→ **Aim**: Set every record down verbatim and omit the pictures.

(Dataset items)
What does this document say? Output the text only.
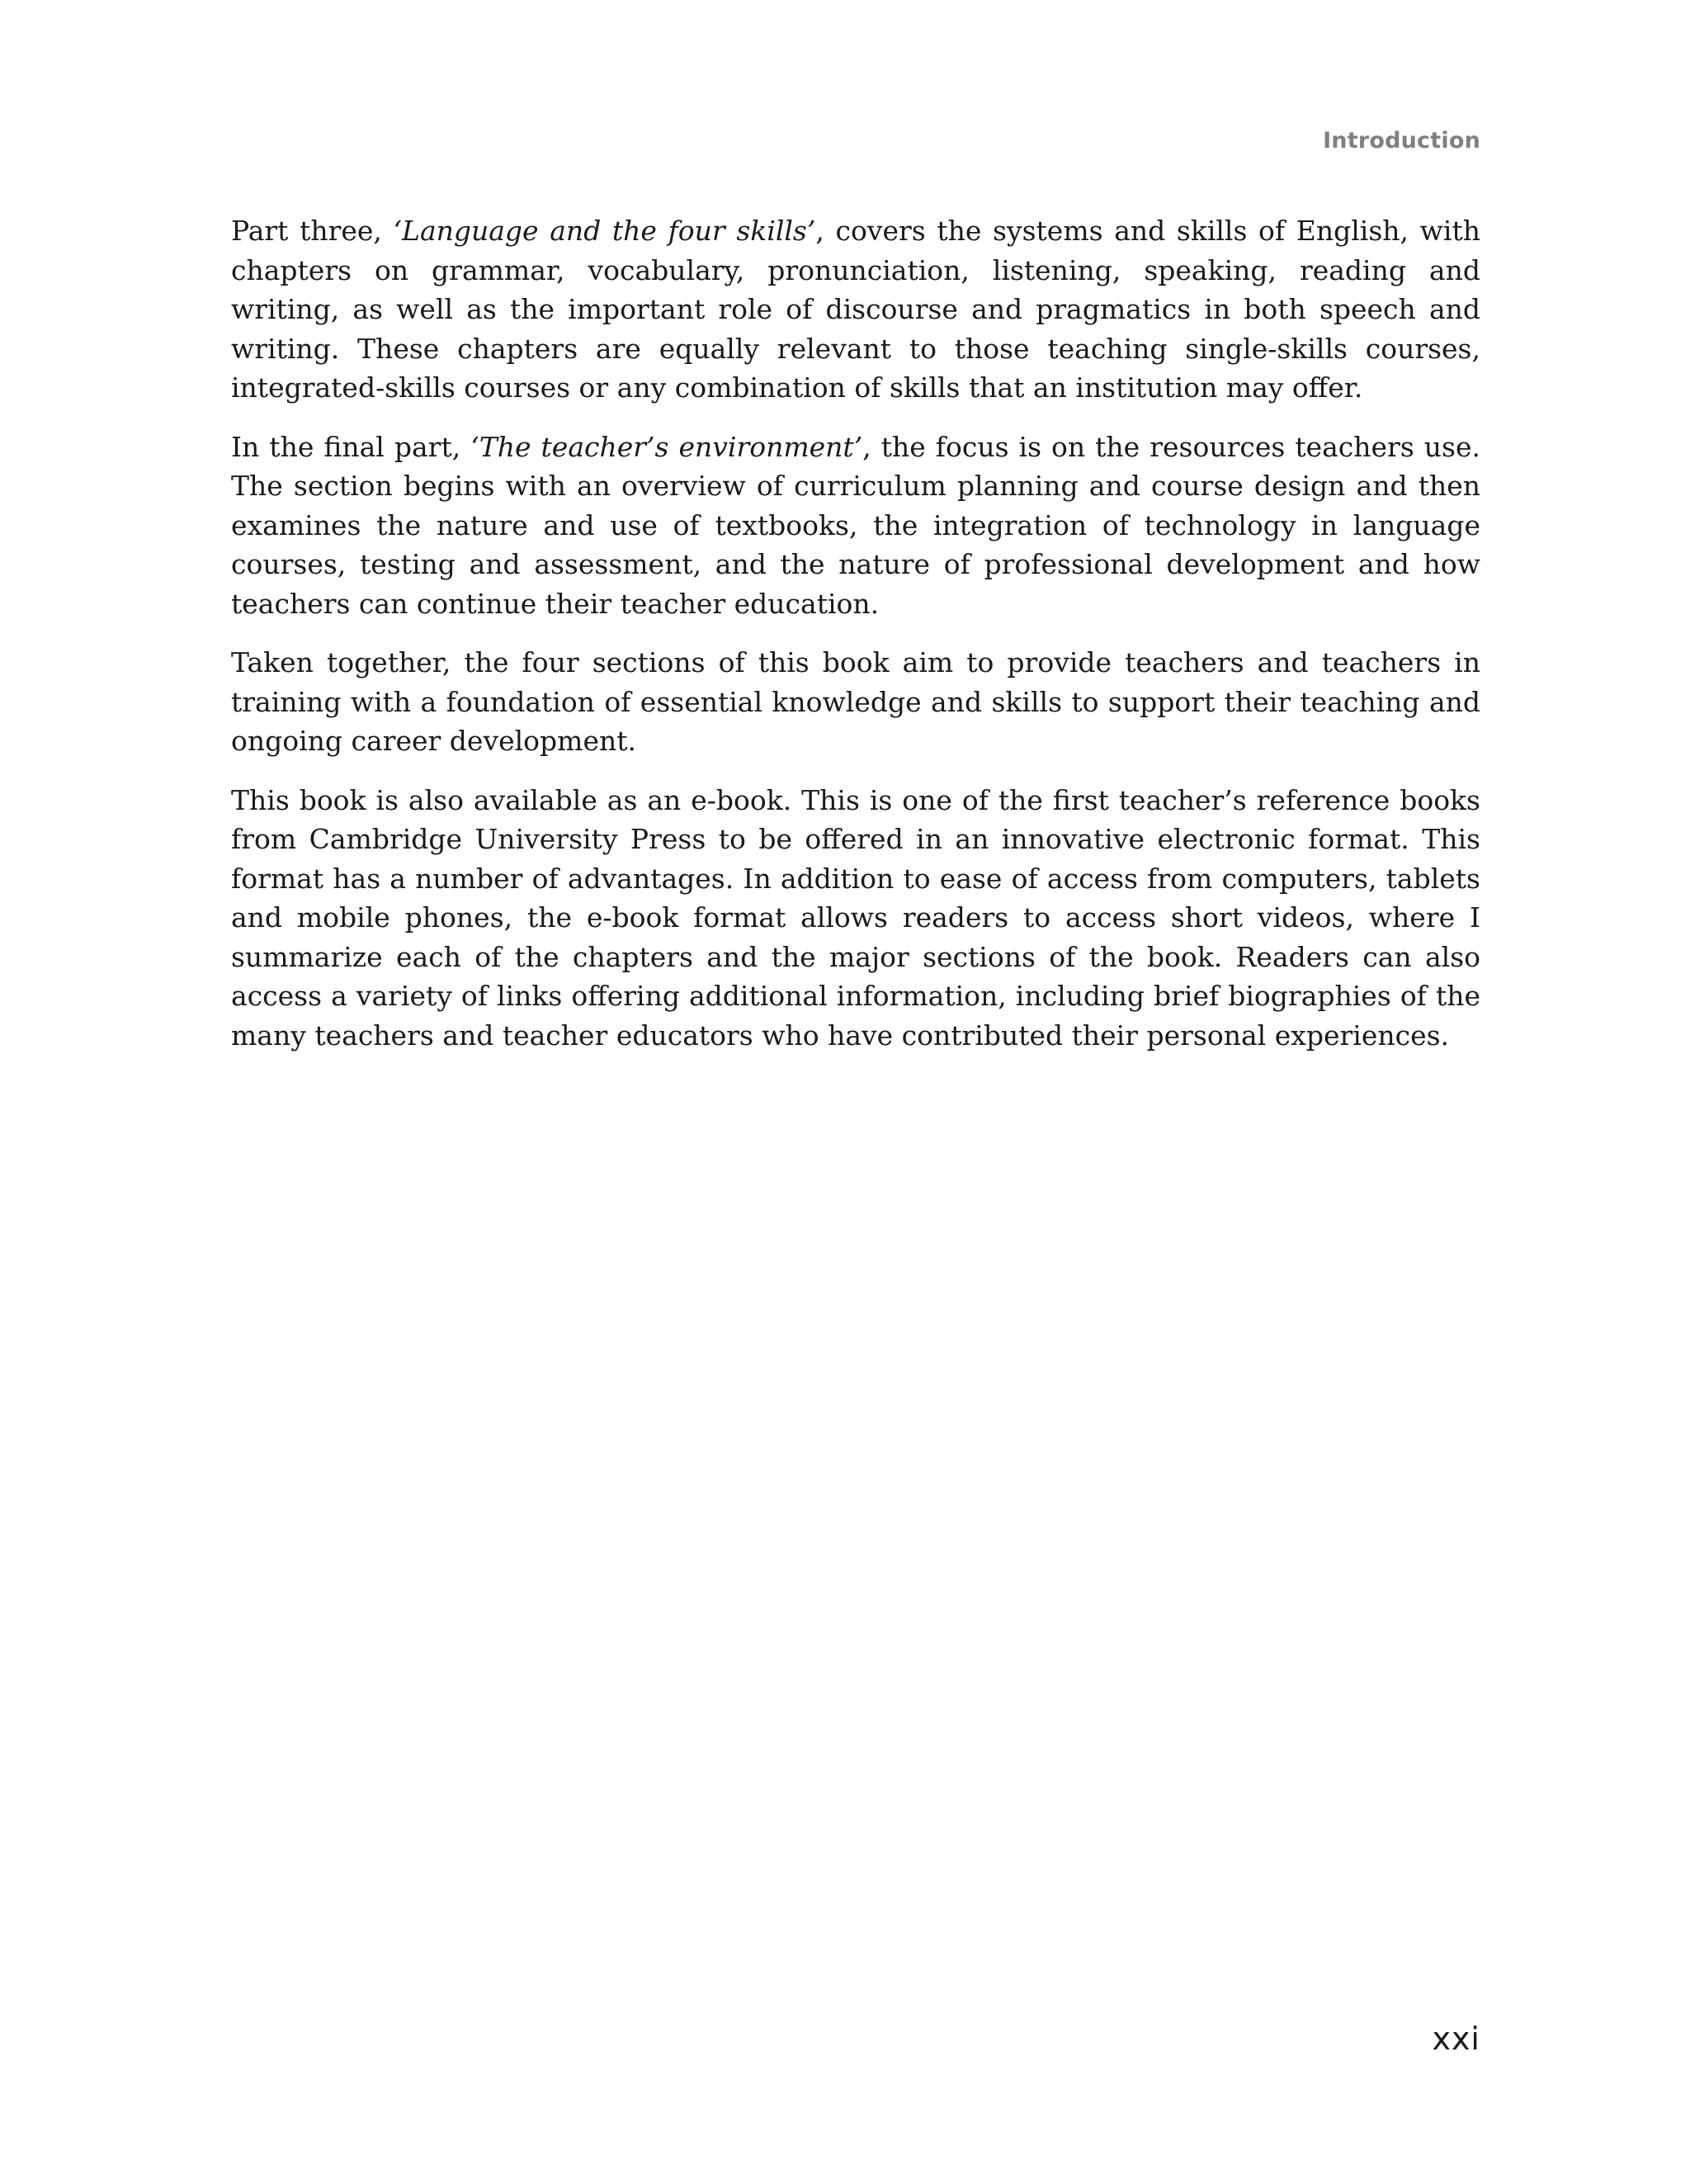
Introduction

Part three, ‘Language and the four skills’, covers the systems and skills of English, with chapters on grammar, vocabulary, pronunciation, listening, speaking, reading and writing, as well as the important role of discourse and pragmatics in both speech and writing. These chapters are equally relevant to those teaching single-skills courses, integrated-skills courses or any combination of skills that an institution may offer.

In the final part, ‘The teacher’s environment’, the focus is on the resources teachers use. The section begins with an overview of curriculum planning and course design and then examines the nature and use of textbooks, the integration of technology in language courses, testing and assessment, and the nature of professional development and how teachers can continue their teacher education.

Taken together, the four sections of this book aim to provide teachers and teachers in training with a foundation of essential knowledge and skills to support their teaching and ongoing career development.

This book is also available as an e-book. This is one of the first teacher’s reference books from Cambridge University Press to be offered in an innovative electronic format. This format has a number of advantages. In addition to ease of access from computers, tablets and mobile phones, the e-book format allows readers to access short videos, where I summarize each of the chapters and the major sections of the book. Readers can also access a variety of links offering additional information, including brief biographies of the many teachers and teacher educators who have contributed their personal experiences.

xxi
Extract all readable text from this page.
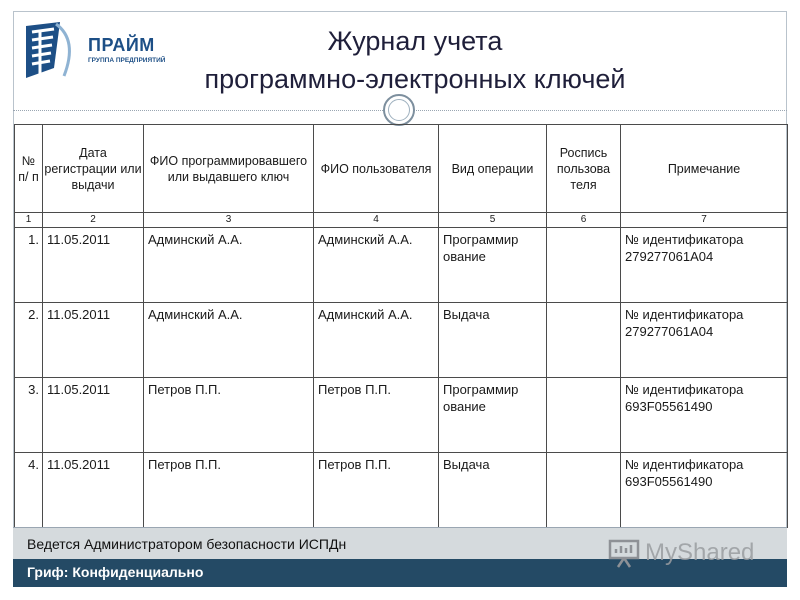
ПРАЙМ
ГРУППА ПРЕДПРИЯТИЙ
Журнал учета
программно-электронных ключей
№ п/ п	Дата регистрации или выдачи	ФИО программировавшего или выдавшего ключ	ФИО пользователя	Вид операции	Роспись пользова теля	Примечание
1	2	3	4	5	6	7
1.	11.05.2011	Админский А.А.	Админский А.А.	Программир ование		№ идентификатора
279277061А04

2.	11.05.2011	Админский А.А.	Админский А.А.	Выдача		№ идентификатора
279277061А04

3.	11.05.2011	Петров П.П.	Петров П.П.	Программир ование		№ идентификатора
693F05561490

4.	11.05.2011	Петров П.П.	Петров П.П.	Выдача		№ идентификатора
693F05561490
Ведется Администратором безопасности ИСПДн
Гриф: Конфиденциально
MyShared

→ **The reply**:
What does this document say? Output the text only.
Introduction

Part three, ‘Language and the four skills’, covers the systems and skills of English, with chapters on grammar, vocabulary, pronunciation, listening, speaking, reading and writing, as well as the important role of discourse and pragmatics in both speech and writing. These chapters are equally relevant to those teaching single-skills courses, integrated-skills courses or any combination of skills that an institution may offer.

In the final part, ‘The teacher’s environment’, the focus is on the resources teachers use. The section begins with an overview of curriculum planning and course design and then examines the nature and use of textbooks, the integration of technology in language courses, testing and assessment, and the nature of professional development and how teachers can continue their teacher education.

Taken together, the four sections of this book aim to provide teachers and teachers in training with a foundation of essential knowledge and skills to support their teaching and ongoing career development.

This book is also available as an e-book. This is one of the first teacher’s reference books from Cambridge University Press to be offered in an innovative electronic format. This format has a number of advantages. In addition to ease of access from computers, tablets and mobile phones, the e-book format allows readers to access short videos, where I summarize each of the chapters and the major sections of the book. Readers can also access a variety of links offering additional information, including brief biographies of the many teachers and teacher educators who have contributed their personal experiences.

xxi
Extract all readable text from this page.
ПРАЙМ
ГРУППА ПРЕДПРИЯТИЙ
Журнал учета
программно-электронных ключей
№ п/ п	Дата регистрации или выдачи	ФИО программировавшего или выдавшего ключ	ФИО пользователя	Вид операции	Роспись пользова теля	Примечание
1	2	3	4	5	6	7
1.	11.05.2011	Админский А.А.	Админский А.А.	Программир ование		№ идентификатора
279277061А04

2.	11.05.2011	Админский А.А.	Админский А.А.	Выдача		№ идентификатора
279277061А04

3.	11.05.2011	Петров П.П.	Петров П.П.	Программир ование		№ идентификатора
693F05561490

4.	11.05.2011	Петров П.П.	Петров П.П.	Выдача		№ идентификатора
693F05561490
Ведется Администратором безопасности ИСПДн
Гриф: Конфиденциально
MyShared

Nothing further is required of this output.